Write out every single entry exactly.

[Data entries]

•••

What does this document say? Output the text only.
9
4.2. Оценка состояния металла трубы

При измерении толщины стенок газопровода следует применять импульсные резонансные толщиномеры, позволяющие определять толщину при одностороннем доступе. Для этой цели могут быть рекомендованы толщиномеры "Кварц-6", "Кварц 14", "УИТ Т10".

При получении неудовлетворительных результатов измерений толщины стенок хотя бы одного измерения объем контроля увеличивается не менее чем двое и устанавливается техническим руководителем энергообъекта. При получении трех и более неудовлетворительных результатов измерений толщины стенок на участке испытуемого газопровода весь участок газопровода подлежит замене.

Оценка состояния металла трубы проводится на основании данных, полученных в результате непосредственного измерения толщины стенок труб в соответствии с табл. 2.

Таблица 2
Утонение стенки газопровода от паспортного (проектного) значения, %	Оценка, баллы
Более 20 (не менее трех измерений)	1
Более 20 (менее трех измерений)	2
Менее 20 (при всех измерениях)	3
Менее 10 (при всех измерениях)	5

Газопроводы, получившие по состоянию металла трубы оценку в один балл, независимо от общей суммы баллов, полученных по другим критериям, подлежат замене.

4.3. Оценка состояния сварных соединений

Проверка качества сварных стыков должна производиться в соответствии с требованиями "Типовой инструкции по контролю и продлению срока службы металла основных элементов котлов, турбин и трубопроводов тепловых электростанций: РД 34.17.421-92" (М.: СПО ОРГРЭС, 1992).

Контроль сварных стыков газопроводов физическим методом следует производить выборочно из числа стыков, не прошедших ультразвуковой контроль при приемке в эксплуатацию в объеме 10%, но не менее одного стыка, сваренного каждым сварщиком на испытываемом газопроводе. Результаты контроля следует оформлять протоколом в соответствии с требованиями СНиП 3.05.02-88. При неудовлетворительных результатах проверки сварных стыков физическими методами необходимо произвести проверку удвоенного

•••

- [Full response]:
What does this document say? Output the text only.
9
4.2. Оценка состояния металла трубы

При измерении толщины стенок газопровода следует применять импульсные резонансные толщиномеры, позволяющие определять толщину при одностороннем доступе. Для этой цели могут быть рекомендованы толщиномеры "Кварц-6", "Кварц 14", "УИТ Т10".

При получении неудовлетворительных результатов измерений толщины стенок хотя бы одного измерения объем контроля увеличивается не менее чем двое и устанавливается техническим руководителем энергообъекта. При получении трех и более неудовлетворительных результатов измерений толщины стенок на участке испытуемого газопровода весь участок газопровода подлежит замене.

Оценка состояния металла трубы проводится на основании данных, полученных в результате непосредственного измерения толщины стенок труб в соответствии с табл. 2.

Таблица 2
Утонение стенки газопровода от паспортного (проектного) значения, %	Оценка, баллы
Более 20 (не менее трех измерений)	1
Более 20 (менее трех измерений)	2
Менее 20 (при всех измерениях)	3
Менее 10 (при всех измерениях)	5

Газопроводы, получившие по состоянию металла трубы оценку в один балл, независимо от общей суммы баллов, полученных по другим критериям, подлежат замене.

4.3. Оценка состояния сварных соединений

Проверка качества сварных стыков должна производиться в соответствии с требованиями "Типовой инструкции по контролю и продлению срока службы металла основных элементов котлов, турбин и трубопроводов тепловых электростанций: РД 34.17.421-92" (М.: СПО ОРГРЭС, 1992).

Контроль сварных стыков газопроводов физическим методом следует производить выборочно из числа стыков, не прошедших ультразвуковой контроль при приемке в эксплуатацию в объеме 10%, но не менее одного стыка, сваренного каждым сварщиком на испытываемом газопроводе. Результаты контроля следует оформлять протоколом в соответствии с требованиями СНиП 3.05.02-88. При неудовлетворительных результатах проверки сварных стыков физическими методами необходимо произвести проверку удвоенного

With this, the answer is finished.